• [Task details]
With the pictures left out, copy the listing below exactly.

Extracted records:

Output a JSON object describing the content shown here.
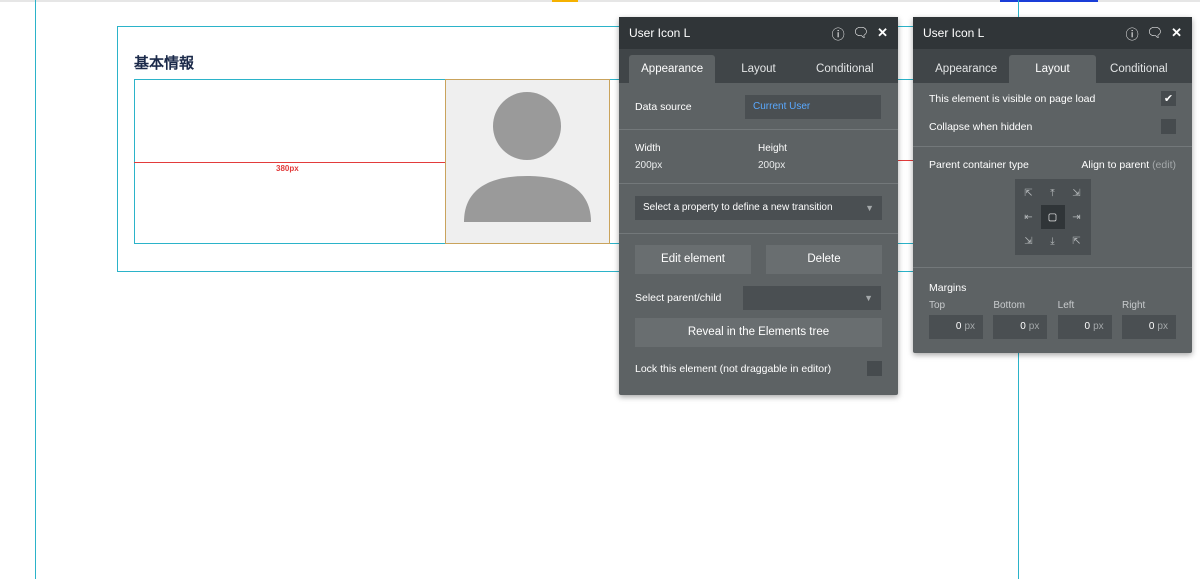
{
  "canvas": {
    "section_title": "基本情報",
    "width_indicator": "380px",
    "avatar_fill": "#9a9a9a"
  },
  "panel_left": {
    "title": "User Icon L",
    "tabs": [
      "Appearance",
      "Layout",
      "Conditional"
    ],
    "active_tab": "Appearance",
    "data_source_label": "Data source",
    "data_source_value": "Current User",
    "width_label": "Width",
    "width_value": "200px",
    "height_label": "Height",
    "height_value": "200px",
    "transition_select": "Select a property to define a new transition",
    "edit_button": "Edit element",
    "delete_button": "Delete",
    "parent_child_label": "Select parent/child",
    "parent_child_value": "",
    "reveal_button": "Reveal in the Elements tree",
    "lock_label": "Lock this element (not draggable in editor)",
    "lock_checked": false
  },
  "panel_right": {
    "title": "User Icon L",
    "tabs": [
      "Appearance",
      "Layout",
      "Conditional"
    ],
    "active_tab": "Layout",
    "visible_label": "This element is visible on page load",
    "visible_checked": true,
    "collapse_label": "Collapse when hidden",
    "collapse_checked": false,
    "parent_type_label": "Parent container type",
    "align_label": "Align to parent",
    "align_edit": "(edit)",
    "align_selected": "center",
    "margins_label": "Margins",
    "margins": [
      {
        "label": "Top",
        "value": "0",
        "unit": "px"
      },
      {
        "label": "Bottom",
        "value": "0",
        "unit": "px"
      },
      {
        "label": "Left",
        "value": "0",
        "unit": "px"
      },
      {
        "label": "Right",
        "value": "0",
        "unit": "px"
      }
    ]
  },
  "colors": {
    "panel_bg": "#5d6264",
    "panel_header": "#303538",
    "guide_line": "#2bb3c9",
    "size_indicator": "#e23b3b",
    "link_blue": "#5aa9ff"
  }
}
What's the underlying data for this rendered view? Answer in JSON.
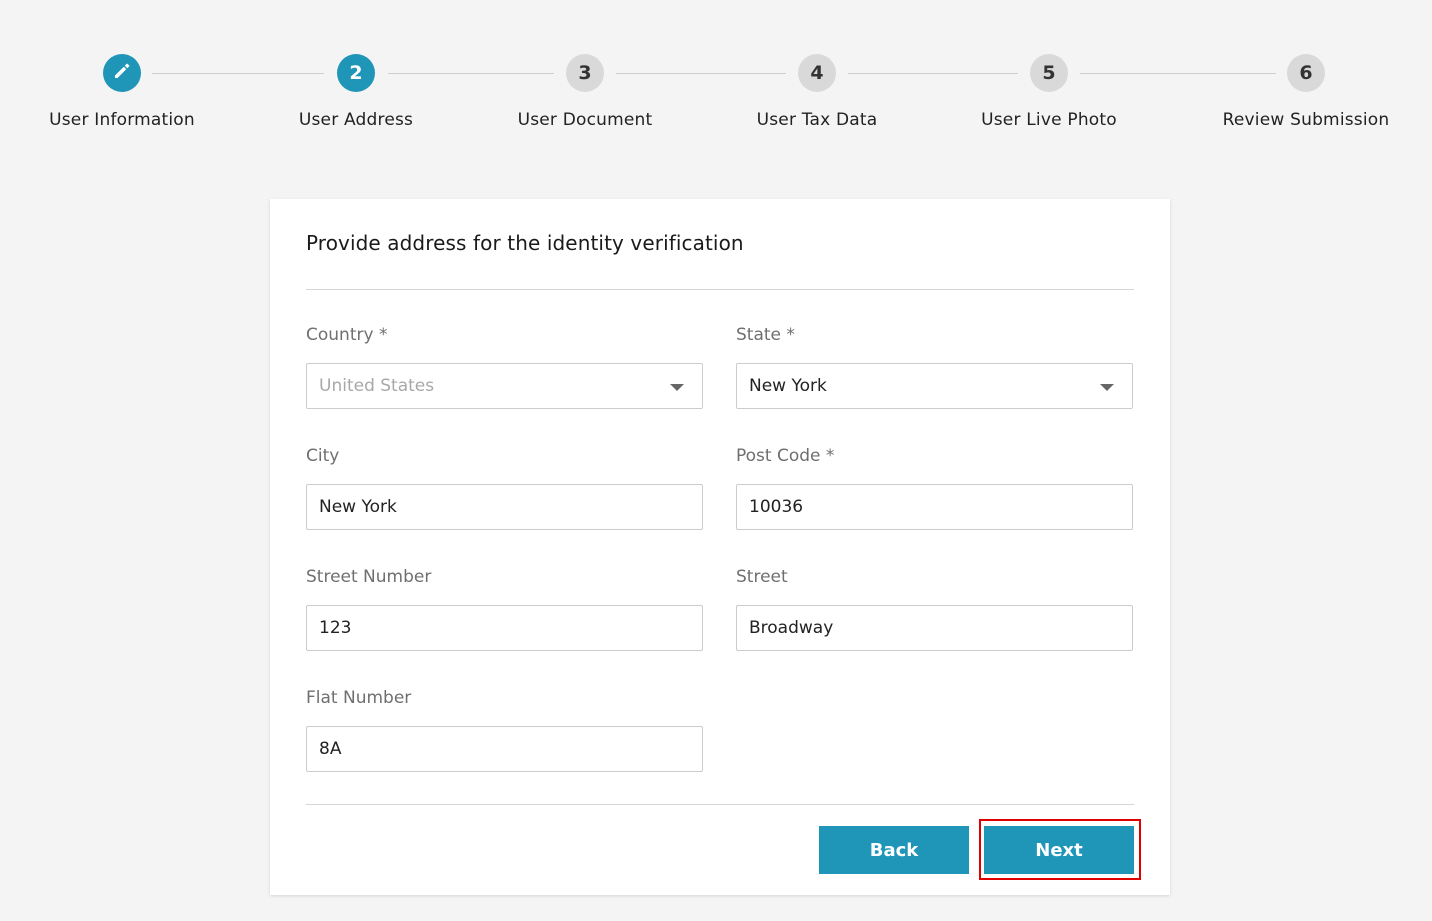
{
  "stepper": {
    "steps": [
      {
        "number": "",
        "label": "User Information",
        "state": "done",
        "icon": "pencil-icon"
      },
      {
        "number": "2",
        "label": "User Address",
        "state": "active"
      },
      {
        "number": "3",
        "label": "User Document",
        "state": "pending"
      },
      {
        "number": "4",
        "label": "User Tax Data",
        "state": "pending"
      },
      {
        "number": "5",
        "label": "User Live Photo",
        "state": "pending"
      },
      {
        "number": "6",
        "label": "Review Submission",
        "state": "pending"
      }
    ]
  },
  "form": {
    "title": "Provide address for the identity verification",
    "country": {
      "label": "Country *",
      "value": "United States",
      "disabled": true
    },
    "state": {
      "label": "State *",
      "value": "New York"
    },
    "city": {
      "label": "City",
      "value": "New York"
    },
    "post_code": {
      "label": "Post Code *",
      "value": "10036"
    },
    "street_number": {
      "label": "Street Number",
      "value": "123"
    },
    "street": {
      "label": "Street",
      "value": "Broadway"
    },
    "flat_number": {
      "label": "Flat Number",
      "value": "8A"
    }
  },
  "actions": {
    "back_label": "Back",
    "next_label": "Next"
  },
  "colors": {
    "accent": "#1f95b8",
    "pending_step": "#d9d9d9",
    "highlight": "#e00000",
    "background": "#f4f4f4"
  }
}
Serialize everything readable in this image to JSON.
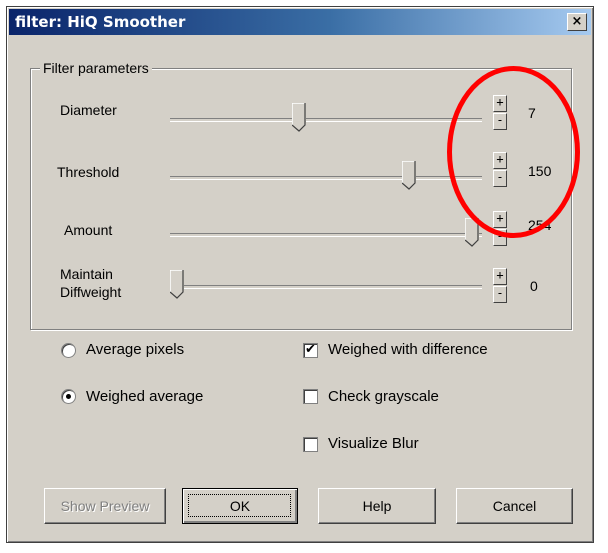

• [Exercise output]
Output a JSON object describing the content shown here.
{
  "canvas": {
    "section_title": "基本情報",
    "width_indicator": "380px",
    "avatar_fill": "#9a9a9a"
  },
  "panel_left": {
    "title": "User Icon L",
    "tabs": [
      "Appearance",
      "Layout",
      "Conditional"
    ],
    "active_tab": "Appearance",
    "data_source_label": "Data source",
    "data_source_value": "Current User",
    "width_label": "Width",
    "width_value": "200px",
    "height_label": "Height",
    "height_value": "200px",
    "transition_select": "Select a property to define a new transition",
    "edit_button": "Edit element",
    "delete_button": "Delete",
    "parent_child_label": "Select parent/child",
    "parent_child_value": "",
    "reveal_button": "Reveal in the Elements tree",
    "lock_label": "Lock this element (not draggable in editor)",
    "lock_checked": false
  },
  "panel_right": {
    "title": "User Icon L",
    "tabs": [
      "Appearance",
      "Layout",
      "Conditional"
    ],
    "active_tab": "Layout",
    "visible_label": "This element is visible on page load",
    "visible_checked": true,
    "collapse_label": "Collapse when hidden",
    "collapse_checked": false,
    "parent_type_label": "Parent container type",
    "align_label": "Align to parent",
    "align_edit": "(edit)",
    "align_selected": "center",
    "margins_label": "Margins",
    "margins": [
      {
        "label": "Top",
        "value": "0",
        "unit": "px"
      },
      {
        "label": "Bottom",
        "value": "0",
        "unit": "px"
      },
      {
        "label": "Left",
        "value": "0",
        "unit": "px"
      },
      {
        "label": "Right",
        "value": "0",
        "unit": "px"
      }
    ]
  },
  "colors": {
    "panel_bg": "#5d6264",
    "panel_header": "#303538",
    "guide_line": "#2bb3c9",
    "size_indicator": "#e23b3b",
    "link_blue": "#5aa9ff"
  }
}
What's the underlying data for this rendered view? Answer in JSON.
{
  "stepper": {
    "steps": [
      {
        "number": "",
        "label": "User Information",
        "state": "done",
        "icon": "pencil-icon"
      },
      {
        "number": "2",
        "label": "User Address",
        "state": "active"
      },
      {
        "number": "3",
        "label": "User Document",
        "state": "pending"
      },
      {
        "number": "4",
        "label": "User Tax Data",
        "state": "pending"
      },
      {
        "number": "5",
        "label": "User Live Photo",
        "state": "pending"
      },
      {
        "number": "6",
        "label": "Review Submission",
        "state": "pending"
      }
    ]
  },
  "form": {
    "title": "Provide address for the identity verification",
    "country": {
      "label": "Country *",
      "value": "United States",
      "disabled": true
    },
    "state": {
      "label": "State *",
      "value": "New York"
    },
    "city": {
      "label": "City",
      "value": "New York"
    },
    "post_code": {
      "label": "Post Code *",
      "value": "10036"
    },
    "street_number": {
      "label": "Street Number",
      "value": "123"
    },
    "street": {
      "label": "Street",
      "value": "Broadway"
    },
    "flat_number": {
      "label": "Flat Number",
      "value": "8A"
    }
  },
  "actions": {
    "back_label": "Back",
    "next_label": "Next"
  },
  "colors": {
    "accent": "#1f95b8",
    "pending_step": "#d9d9d9",
    "highlight": "#e00000",
    "background": "#f4f4f4"
  }
}
Serialize everything readable in this image to JSON.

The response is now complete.